## THE INPUT
□ □ □ □ □

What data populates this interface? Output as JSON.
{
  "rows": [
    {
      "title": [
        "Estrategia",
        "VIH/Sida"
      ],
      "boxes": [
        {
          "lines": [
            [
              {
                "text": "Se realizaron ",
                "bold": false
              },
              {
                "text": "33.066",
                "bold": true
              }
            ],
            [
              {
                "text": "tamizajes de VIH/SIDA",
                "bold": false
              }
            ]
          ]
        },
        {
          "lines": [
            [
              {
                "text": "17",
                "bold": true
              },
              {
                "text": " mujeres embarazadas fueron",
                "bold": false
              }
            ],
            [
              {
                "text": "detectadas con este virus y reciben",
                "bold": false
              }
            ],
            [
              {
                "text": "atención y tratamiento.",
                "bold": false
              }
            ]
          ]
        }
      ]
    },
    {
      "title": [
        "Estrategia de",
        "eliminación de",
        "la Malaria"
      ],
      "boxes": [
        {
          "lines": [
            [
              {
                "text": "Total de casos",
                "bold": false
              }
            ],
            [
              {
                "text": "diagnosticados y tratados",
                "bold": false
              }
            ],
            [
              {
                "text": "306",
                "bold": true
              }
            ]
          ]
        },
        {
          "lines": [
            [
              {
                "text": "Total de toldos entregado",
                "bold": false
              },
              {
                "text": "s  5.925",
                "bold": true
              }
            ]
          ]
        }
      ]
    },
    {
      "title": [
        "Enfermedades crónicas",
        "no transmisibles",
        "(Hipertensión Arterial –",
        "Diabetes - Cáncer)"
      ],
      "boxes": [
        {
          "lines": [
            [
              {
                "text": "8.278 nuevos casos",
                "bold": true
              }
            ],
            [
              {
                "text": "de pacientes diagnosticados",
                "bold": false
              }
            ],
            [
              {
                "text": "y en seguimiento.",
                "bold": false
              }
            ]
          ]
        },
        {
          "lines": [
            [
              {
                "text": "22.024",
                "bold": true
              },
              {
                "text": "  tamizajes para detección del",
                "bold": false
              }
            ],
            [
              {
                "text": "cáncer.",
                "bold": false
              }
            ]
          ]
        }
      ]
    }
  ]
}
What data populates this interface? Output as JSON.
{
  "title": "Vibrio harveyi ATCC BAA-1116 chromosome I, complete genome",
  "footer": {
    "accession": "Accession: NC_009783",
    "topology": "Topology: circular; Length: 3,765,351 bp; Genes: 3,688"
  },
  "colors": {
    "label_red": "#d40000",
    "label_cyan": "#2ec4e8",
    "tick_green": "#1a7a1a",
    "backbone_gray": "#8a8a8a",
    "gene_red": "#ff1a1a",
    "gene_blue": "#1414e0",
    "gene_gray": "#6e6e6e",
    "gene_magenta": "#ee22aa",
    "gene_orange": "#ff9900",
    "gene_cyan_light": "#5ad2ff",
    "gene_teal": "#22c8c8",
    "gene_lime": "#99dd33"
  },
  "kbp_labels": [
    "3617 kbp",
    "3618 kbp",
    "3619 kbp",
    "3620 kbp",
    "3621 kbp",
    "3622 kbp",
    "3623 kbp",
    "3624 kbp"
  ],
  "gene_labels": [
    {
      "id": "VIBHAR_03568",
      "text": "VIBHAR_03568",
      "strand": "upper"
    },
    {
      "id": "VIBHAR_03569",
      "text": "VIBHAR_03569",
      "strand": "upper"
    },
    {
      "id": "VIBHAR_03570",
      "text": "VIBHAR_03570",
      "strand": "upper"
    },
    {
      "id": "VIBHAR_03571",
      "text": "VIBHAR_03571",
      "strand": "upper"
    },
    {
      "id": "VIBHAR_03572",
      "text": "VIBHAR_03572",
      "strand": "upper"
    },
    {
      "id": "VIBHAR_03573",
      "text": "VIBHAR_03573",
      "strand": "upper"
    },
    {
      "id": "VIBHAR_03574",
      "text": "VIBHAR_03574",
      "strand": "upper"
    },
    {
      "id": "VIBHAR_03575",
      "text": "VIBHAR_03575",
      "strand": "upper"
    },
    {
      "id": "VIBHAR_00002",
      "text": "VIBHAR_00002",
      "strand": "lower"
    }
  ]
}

□ □ □ □ □

## WHAT YOU HAVE TO DO
Go line by line through the data above and count those holding "Total"; report the number alone.

## RESULT OF THE TASK
2